### Task brief
Provide only the number of lines in the data below that contain the string "EXPRESS".
— START Working data —
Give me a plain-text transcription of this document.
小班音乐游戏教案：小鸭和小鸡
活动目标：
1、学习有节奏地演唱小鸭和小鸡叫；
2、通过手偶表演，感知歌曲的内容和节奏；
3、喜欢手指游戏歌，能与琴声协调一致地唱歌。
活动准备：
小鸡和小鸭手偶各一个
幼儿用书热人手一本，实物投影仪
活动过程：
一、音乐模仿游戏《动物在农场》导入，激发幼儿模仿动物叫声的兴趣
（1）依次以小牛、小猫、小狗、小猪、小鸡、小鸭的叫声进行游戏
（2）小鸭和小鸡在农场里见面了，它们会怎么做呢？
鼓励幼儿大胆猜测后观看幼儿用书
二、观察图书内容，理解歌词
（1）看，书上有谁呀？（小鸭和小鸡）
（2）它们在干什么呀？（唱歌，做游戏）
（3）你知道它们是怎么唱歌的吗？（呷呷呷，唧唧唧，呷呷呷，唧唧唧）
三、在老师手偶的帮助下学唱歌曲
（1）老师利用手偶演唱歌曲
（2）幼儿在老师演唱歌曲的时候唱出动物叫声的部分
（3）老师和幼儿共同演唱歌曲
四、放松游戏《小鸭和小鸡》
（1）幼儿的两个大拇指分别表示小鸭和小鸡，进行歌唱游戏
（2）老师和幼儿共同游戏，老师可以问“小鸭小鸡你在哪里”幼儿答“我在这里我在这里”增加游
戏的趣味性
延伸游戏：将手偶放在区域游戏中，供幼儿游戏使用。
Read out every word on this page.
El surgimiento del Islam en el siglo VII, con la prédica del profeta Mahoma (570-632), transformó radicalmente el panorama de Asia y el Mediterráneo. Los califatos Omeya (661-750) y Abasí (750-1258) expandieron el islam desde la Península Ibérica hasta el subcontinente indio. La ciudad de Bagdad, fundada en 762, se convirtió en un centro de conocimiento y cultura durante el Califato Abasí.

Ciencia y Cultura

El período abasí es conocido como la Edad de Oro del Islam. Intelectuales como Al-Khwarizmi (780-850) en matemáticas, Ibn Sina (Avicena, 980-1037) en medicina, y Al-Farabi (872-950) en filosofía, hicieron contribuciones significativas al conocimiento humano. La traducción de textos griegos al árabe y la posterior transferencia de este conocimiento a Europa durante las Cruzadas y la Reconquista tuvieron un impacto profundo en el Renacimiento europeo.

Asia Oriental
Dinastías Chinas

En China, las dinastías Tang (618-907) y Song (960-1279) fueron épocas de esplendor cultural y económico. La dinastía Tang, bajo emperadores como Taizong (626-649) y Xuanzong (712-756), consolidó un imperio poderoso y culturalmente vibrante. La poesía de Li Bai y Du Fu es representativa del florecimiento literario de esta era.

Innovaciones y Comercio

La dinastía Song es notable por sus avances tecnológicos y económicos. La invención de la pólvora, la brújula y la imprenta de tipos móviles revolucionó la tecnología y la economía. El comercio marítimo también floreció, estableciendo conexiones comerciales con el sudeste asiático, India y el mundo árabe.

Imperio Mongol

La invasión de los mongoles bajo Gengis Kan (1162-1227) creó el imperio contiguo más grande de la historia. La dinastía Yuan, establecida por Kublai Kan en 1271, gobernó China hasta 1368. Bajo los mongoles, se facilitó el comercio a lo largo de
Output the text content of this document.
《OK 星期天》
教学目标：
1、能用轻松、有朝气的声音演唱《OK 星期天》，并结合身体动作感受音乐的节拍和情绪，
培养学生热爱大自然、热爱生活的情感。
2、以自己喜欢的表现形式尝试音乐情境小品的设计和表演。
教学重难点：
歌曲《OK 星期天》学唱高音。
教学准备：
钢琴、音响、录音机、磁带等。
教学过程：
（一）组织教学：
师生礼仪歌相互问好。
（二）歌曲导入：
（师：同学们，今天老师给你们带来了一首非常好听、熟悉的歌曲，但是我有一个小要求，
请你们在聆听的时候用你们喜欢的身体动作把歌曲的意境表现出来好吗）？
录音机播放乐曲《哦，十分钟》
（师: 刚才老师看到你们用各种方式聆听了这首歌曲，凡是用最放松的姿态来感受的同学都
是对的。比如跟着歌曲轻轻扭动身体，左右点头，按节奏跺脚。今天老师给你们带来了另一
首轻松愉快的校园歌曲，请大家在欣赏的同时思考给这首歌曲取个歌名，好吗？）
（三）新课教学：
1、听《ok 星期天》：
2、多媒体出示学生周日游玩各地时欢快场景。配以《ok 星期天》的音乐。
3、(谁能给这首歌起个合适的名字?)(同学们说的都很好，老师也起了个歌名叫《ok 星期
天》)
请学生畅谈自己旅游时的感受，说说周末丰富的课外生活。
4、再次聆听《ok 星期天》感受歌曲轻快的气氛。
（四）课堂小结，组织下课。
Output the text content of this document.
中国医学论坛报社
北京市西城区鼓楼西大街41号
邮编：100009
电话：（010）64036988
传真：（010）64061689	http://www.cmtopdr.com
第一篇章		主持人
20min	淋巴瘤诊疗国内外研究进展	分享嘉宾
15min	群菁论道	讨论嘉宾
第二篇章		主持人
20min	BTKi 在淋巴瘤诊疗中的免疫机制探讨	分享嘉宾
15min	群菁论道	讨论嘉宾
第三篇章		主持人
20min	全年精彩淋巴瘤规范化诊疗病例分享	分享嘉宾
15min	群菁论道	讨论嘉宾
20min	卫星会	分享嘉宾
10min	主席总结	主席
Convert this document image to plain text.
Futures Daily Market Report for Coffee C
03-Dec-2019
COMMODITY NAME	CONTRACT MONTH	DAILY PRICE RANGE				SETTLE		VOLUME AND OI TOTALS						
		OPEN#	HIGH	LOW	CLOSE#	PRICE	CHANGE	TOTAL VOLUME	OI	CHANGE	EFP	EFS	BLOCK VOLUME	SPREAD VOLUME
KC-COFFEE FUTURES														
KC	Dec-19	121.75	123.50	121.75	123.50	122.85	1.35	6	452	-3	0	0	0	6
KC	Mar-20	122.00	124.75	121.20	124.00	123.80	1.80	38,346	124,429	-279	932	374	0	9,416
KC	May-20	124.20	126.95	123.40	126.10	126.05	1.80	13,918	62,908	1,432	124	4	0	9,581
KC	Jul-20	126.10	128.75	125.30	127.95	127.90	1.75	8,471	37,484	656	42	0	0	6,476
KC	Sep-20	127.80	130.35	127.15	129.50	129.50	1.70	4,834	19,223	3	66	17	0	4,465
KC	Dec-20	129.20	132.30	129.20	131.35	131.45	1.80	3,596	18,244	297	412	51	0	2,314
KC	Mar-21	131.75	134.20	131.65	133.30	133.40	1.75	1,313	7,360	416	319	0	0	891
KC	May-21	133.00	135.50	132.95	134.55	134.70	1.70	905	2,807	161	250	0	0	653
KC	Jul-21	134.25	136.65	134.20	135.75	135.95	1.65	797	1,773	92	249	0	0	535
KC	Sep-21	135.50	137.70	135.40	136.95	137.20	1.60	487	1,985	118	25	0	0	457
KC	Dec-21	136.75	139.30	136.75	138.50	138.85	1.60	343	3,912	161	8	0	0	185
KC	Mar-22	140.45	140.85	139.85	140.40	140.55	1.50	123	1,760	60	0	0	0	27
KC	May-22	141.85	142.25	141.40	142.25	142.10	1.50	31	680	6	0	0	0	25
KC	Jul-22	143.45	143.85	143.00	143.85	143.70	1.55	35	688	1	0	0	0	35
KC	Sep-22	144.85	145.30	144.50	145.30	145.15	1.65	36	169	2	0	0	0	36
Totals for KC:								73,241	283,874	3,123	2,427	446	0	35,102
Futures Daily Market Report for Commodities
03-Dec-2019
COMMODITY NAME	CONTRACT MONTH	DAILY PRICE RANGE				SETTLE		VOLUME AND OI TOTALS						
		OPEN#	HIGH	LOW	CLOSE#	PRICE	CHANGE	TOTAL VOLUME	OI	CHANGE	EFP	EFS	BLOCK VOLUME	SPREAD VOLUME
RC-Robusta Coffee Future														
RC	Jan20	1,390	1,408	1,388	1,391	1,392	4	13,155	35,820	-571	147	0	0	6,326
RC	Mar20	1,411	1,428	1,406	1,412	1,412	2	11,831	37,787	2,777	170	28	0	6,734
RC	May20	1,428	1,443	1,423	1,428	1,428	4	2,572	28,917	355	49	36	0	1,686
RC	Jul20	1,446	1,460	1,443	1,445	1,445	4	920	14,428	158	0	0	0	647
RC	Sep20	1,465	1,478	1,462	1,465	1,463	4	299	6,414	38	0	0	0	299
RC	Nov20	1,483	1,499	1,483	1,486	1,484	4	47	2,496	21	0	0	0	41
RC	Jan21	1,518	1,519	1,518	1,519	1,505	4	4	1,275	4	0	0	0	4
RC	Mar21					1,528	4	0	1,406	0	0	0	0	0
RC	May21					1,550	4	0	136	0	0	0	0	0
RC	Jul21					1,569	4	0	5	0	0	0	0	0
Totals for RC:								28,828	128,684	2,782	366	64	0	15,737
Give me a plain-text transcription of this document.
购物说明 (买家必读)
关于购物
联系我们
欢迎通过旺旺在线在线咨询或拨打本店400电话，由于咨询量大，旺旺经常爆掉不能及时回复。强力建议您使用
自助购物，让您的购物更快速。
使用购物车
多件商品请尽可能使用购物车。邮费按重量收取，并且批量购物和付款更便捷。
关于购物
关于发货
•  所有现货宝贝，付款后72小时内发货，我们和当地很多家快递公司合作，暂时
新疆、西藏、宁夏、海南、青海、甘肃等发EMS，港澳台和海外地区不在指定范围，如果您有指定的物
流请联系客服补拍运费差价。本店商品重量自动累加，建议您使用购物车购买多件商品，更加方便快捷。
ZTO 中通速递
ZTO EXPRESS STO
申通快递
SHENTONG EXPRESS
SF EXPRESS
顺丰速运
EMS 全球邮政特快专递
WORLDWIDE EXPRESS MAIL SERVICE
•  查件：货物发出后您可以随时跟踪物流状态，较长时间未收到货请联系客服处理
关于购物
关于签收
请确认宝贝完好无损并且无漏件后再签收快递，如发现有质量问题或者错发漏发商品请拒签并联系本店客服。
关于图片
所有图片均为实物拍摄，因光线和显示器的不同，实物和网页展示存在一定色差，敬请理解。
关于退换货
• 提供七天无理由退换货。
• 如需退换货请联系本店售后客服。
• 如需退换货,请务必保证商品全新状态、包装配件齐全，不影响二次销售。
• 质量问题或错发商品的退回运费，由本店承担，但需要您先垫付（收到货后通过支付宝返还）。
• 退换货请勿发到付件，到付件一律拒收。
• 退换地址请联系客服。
— END Working data —
### Answer to this task
4